__WHAT THE EXERCISE ASKS__: Output the lines that follow exactly as they are.

__MATERIAL FOR THE TASK__:
★ ★ ★
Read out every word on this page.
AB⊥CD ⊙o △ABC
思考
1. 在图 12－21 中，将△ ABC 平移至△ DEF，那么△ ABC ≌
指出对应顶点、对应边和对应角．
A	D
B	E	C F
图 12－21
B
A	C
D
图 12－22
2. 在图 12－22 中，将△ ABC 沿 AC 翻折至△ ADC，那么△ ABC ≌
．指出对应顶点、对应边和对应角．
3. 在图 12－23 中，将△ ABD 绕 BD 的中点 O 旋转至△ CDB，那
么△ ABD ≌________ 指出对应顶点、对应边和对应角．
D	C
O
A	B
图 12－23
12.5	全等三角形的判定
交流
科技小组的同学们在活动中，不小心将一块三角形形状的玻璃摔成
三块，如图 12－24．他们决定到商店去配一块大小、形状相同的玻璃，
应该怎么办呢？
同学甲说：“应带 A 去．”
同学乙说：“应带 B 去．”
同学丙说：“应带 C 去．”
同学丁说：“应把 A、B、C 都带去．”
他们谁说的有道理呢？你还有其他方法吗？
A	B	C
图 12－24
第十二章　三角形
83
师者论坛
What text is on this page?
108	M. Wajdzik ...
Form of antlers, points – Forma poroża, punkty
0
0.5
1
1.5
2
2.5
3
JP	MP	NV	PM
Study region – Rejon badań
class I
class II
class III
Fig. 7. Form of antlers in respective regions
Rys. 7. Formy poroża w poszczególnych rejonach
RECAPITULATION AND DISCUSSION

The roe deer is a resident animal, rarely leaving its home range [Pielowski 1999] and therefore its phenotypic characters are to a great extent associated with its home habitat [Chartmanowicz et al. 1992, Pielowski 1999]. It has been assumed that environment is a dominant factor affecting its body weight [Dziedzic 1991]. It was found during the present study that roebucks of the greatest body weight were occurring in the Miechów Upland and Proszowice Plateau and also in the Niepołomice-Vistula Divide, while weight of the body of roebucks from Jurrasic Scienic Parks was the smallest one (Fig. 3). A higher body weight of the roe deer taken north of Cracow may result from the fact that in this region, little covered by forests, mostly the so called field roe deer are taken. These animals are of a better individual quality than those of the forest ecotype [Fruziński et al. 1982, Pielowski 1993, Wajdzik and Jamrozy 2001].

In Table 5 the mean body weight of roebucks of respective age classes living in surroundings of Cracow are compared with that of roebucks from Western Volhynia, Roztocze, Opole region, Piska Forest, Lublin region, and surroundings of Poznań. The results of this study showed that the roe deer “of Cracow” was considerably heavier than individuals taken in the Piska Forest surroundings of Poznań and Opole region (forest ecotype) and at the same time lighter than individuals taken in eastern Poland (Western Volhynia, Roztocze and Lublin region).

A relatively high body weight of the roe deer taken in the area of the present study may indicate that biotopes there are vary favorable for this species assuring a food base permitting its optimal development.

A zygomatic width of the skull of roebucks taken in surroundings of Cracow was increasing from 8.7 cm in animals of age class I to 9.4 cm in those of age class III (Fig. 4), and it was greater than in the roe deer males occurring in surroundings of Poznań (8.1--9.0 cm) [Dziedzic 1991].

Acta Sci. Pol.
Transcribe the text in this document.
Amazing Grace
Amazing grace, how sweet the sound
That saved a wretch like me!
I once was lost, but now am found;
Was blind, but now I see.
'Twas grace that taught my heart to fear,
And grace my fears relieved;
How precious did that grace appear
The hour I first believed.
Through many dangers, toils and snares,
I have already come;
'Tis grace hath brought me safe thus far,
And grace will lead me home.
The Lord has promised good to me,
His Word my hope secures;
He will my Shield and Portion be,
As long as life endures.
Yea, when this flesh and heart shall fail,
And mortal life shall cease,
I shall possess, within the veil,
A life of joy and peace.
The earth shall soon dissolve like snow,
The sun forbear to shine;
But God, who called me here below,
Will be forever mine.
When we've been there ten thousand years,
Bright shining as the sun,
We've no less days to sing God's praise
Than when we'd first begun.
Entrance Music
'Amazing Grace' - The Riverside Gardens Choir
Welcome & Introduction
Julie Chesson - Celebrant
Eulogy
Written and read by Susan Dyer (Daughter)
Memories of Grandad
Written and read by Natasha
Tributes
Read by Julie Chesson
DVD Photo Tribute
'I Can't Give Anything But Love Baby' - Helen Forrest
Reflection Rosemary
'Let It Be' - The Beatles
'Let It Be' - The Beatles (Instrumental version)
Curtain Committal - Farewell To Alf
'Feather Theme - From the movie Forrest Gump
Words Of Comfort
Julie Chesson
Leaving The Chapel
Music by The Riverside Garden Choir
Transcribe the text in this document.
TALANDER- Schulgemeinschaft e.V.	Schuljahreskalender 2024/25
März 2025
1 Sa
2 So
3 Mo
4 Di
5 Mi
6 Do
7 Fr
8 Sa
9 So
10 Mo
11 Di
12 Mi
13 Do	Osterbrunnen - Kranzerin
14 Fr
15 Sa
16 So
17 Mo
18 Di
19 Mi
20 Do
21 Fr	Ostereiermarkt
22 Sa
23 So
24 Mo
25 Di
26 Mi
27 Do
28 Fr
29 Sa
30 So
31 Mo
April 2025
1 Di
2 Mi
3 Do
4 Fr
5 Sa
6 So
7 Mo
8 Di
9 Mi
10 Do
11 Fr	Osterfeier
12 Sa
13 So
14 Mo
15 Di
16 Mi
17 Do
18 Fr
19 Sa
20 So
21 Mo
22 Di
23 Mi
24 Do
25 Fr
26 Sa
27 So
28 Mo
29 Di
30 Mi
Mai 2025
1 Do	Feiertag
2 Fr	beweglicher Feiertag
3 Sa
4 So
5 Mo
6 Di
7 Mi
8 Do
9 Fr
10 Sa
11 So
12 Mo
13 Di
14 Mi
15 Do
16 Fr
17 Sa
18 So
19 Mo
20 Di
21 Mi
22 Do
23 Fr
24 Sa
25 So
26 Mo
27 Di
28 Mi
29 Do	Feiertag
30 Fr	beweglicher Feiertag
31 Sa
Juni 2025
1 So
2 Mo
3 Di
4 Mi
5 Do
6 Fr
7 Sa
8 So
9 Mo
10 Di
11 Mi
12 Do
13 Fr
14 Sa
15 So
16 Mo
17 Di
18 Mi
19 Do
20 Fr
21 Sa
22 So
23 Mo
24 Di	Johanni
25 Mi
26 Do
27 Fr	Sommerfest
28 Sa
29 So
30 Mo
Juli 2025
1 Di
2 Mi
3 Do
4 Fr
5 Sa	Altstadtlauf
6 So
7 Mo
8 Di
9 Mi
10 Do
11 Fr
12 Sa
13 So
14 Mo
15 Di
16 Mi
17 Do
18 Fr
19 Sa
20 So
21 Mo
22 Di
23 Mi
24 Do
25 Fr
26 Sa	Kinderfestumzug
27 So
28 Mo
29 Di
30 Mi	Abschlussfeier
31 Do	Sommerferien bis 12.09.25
★ ★ ★
__RESULT OF THE TASK__:
Read out every word on this page.
AB⊥CD ⊙o △ABC
思考
1. 在图 12－21 中，将△ ABC 平移至△ DEF，那么△ ABC ≌
指出对应顶点、对应边和对应角．
A	D
B	E	C F
图 12－21
B
A	C
D
图 12－22
2. 在图 12－22 中，将△ ABC 沿 AC 翻折至△ ADC，那么△ ABC ≌
．指出对应顶点、对应边和对应角．
3. 在图 12－23 中，将△ ABD 绕 BD 的中点 O 旋转至△ CDB，那
么△ ABD ≌________ 指出对应顶点、对应边和对应角．
D	C
O
A	B
图 12－23
12.5	全等三角形的判定
交流
科技小组的同学们在活动中，不小心将一块三角形形状的玻璃摔成
三块，如图 12－24．他们决定到商店去配一块大小、形状相同的玻璃，
应该怎么办呢？
同学甲说：“应带 A 去．”
同学乙说：“应带 B 去．”
同学丙说：“应带 C 去．”
同学丁说：“应把 A、B、C 都带去．”
他们谁说的有道理呢？你还有其他方法吗？
A	B	C
图 12－24
第十二章　三角形
83
师者论坛
What text is on this page?
108	M. Wajdzik ...
Form of antlers, points – Forma poroża, punkty
0
0.5
1
1.5
2
2.5
3
JP	MP	NV	PM
Study region – Rejon badań
class I
class II
class III
Fig. 7. Form of antlers in respective regions
Rys. 7. Formy poroża w poszczególnych rejonach
RECAPITULATION AND DISCUSSION

The roe deer is a resident animal, rarely leaving its home range [Pielowski 1999] and therefore its phenotypic characters are to a great extent associated with its home habitat [Chartmanowicz et al. 1992, Pielowski 1999]. It has been assumed that environment is a dominant factor affecting its body weight [Dziedzic 1991]. It was found during the present study that roebucks of the greatest body weight were occurring in the Miechów Upland and Proszowice Plateau and also in the Niepołomice-Vistula Divide, while weight of the body of roebucks from Jurrasic Scienic Parks was the smallest one (Fig. 3). A higher body weight of the roe deer taken north of Cracow may result from the fact that in this region, little covered by forests, mostly the so called field roe deer are taken. These animals are of a better individual quality than those of the forest ecotype [Fruziński et al. 1982, Pielowski 1993, Wajdzik and Jamrozy 2001].

In Table 5 the mean body weight of roebucks of respective age classes living in surroundings of Cracow are compared with that of roebucks from Western Volhynia, Roztocze, Opole region, Piska Forest, Lublin region, and surroundings of Poznań. The results of this study showed that the roe deer “of Cracow” was considerably heavier than individuals taken in the Piska Forest surroundings of Poznań and Opole region (forest ecotype) and at the same time lighter than individuals taken in eastern Poland (Western Volhynia, Roztocze and Lublin region).

A relatively high body weight of the roe deer taken in the area of the present study may indicate that biotopes there are vary favorable for this species assuring a food base permitting its optimal development.

A zygomatic width of the skull of roebucks taken in surroundings of Cracow was increasing from 8.7 cm in animals of age class I to 9.4 cm in those of age class III (Fig. 4), and it was greater than in the roe deer males occurring in surroundings of Poznań (8.1--9.0 cm) [Dziedzic 1991].

Acta Sci. Pol.
Transcribe the text in this document.
Amazing Grace
Amazing grace, how sweet the sound
That saved a wretch like me!
I once was lost, but now am found;
Was blind, but now I see.
'Twas grace that taught my heart to fear,
And grace my fears relieved;
How precious did that grace appear
The hour I first believed.
Through many dangers, toils and snares,
I have already come;
'Tis grace hath brought me safe thus far,
And grace will lead me home.
The Lord has promised good to me,
His Word my hope secures;
He will my Shield and Portion be,
As long as life endures.
Yea, when this flesh and heart shall fail,
And mortal life shall cease,
I shall possess, within the veil,
A life of joy and peace.
The earth shall soon dissolve like snow,
The sun forbear to shine;
But God, who called me here below,
Will be forever mine.
When we've been there ten thousand years,
Bright shining as the sun,
We've no less days to sing God's praise
Than when we'd first begun.
Entrance Music
'Amazing Grace' - The Riverside Gardens Choir
Welcome & Introduction
Julie Chesson - Celebrant
Eulogy
Written and read by Susan Dyer (Daughter)
Memories of Grandad
Written and read by Natasha
Tributes
Read by Julie Chesson
DVD Photo Tribute
'I Can't Give Anything But Love Baby' - Helen Forrest
Reflection Rosemary
'Let It Be' - The Beatles
'Let It Be' - The Beatles (Instrumental version)
Curtain Committal - Farewell To Alf
'Feather Theme - From the movie Forrest Gump
Words Of Comfort
Julie Chesson
Leaving The Chapel
Music by The Riverside Garden Choir
Transcribe the text in this document.
TALANDER- Schulgemeinschaft e.V.	Schuljahreskalender 2024/25
März 2025
1 Sa
2 So
3 Mo
4 Di
5 Mi
6 Do
7 Fr
8 Sa
9 So
10 Mo
11 Di
12 Mi
13 Do	Osterbrunnen - Kranzerin
14 Fr
15 Sa
16 So
17 Mo
18 Di
19 Mi
20 Do
21 Fr	Ostereiermarkt
22 Sa
23 So
24 Mo
25 Di
26 Mi
27 Do
28 Fr
29 Sa
30 So
31 Mo
April 2025
1 Di
2 Mi
3 Do
4 Fr
5 Sa
6 So
7 Mo
8 Di
9 Mi
10 Do
11 Fr	Osterfeier
12 Sa
13 So
14 Mo
15 Di
16 Mi
17 Do
18 Fr
19 Sa
20 So
21 Mo
22 Di
23 Mi
24 Do
25 Fr
26 Sa
27 So
28 Mo
29 Di
30 Mi
Mai 2025
1 Do	Feiertag
2 Fr	beweglicher Feiertag
3 Sa
4 So
5 Mo
6 Di
7 Mi
8 Do
9 Fr
10 Sa
11 So
12 Mo
13 Di
14 Mi
15 Do
16 Fr
17 Sa
18 So
19 Mo
20 Di
21 Mi
22 Do
23 Fr
24 Sa
25 So
26 Mo
27 Di
28 Mi
29 Do	Feiertag
30 Fr	beweglicher Feiertag
31 Sa
Juni 2025
1 So
2 Mo
3 Di
4 Mi
5 Do
6 Fr
7 Sa
8 So
9 Mo
10 Di
11 Mi
12 Do
13 Fr
14 Sa
15 So
16 Mo
17 Di
18 Mi
19 Do
20 Fr
21 Sa
22 So
23 Mo
24 Di	Johanni
25 Mi
26 Do
27 Fr	Sommerfest
28 Sa
29 So
30 Mo
Juli 2025
1 Di
2 Mi
3 Do
4 Fr
5 Sa	Altstadtlauf
6 So
7 Mo
8 Di
9 Mi
10 Do
11 Fr
12 Sa
13 So
14 Mo
15 Di
16 Mi
17 Do
18 Fr
19 Sa
20 So
21 Mo
22 Di
23 Mi
24 Do
25 Fr
26 Sa	Kinderfestumzug
27 So
28 Mo
29 Di
30 Mi	Abschlussfeier
31 Do	Sommerferien bis 12.09.25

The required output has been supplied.